• [MATERIAL PROVIDED]
○ ○ ○ ○ ○

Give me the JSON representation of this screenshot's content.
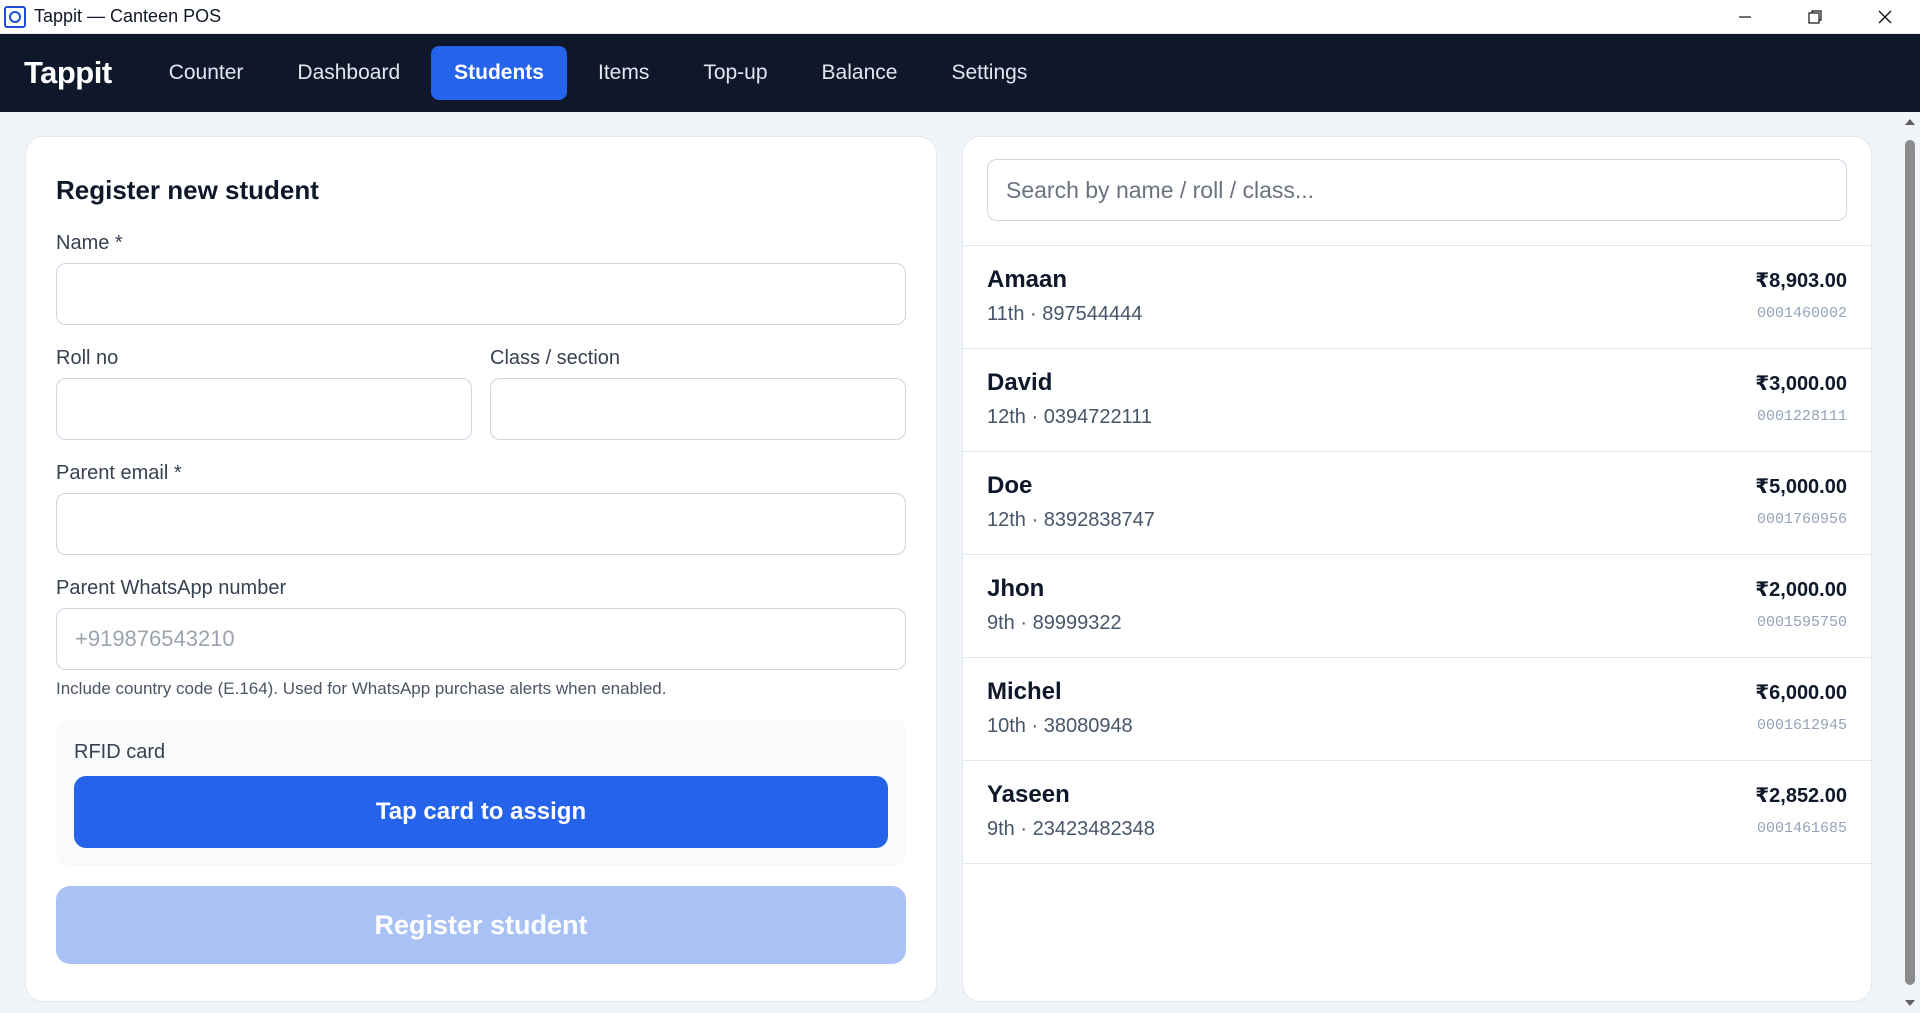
{
  "window": {
    "title": "Tappit — Canteen POS"
  },
  "nav": {
    "brand": "Tappit",
    "items": [
      {
        "label": "Counter",
        "active": false
      },
      {
        "label": "Dashboard",
        "active": false
      },
      {
        "label": "Students",
        "active": true
      },
      {
        "label": "Items",
        "active": false
      },
      {
        "label": "Top-up",
        "active": false
      },
      {
        "label": "Balance",
        "active": false
      },
      {
        "label": "Settings",
        "active": false
      }
    ]
  },
  "form": {
    "title": "Register new student",
    "name_label": "Name *",
    "name_value": "",
    "roll_label": "Roll no",
    "roll_value": "",
    "class_label": "Class / section",
    "class_value": "",
    "email_label": "Parent email *",
    "email_value": "",
    "whatsapp_label": "Parent WhatsApp number",
    "whatsapp_placeholder": "+919876543210",
    "whatsapp_hint": "Include country code (E.164). Used for WhatsApp purchase alerts when enabled.",
    "rfid_label": "RFID card",
    "tap_button": "Tap card to assign",
    "register_button": "Register student"
  },
  "search": {
    "placeholder": "Search by name / roll / class..."
  },
  "students": [
    {
      "name": "Amaan",
      "meta": "11th · 897544444",
      "balance": "₹8,903.00",
      "card": "0001460002"
    },
    {
      "name": "David",
      "meta": "12th · 0394722111",
      "balance": "₹3,000.00",
      "card": "0001228111"
    },
    {
      "name": "Doe",
      "meta": "12th · 8392838747",
      "balance": "₹5,000.00",
      "card": "0001760956"
    },
    {
      "name": "Jhon",
      "meta": "9th · 89999322",
      "balance": "₹2,000.00",
      "card": "0001595750"
    },
    {
      "name": "Michel",
      "meta": "10th · 38080948",
      "balance": "₹6,000.00",
      "card": "0001612945"
    },
    {
      "name": "Yaseen",
      "meta": "9th · 23423482348",
      "balance": "₹2,852.00",
      "card": "0001461685"
    }
  ],
  "colors": {
    "nav_bg": "#0f172a",
    "accent": "#2563eb",
    "disabled_button": "#a9c1f5"
  }
}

○ ○ ○ ○ ○

Above is a listing; report how many of its lines include the word "title", giving the number only.

• [FULL RESPONSE] 2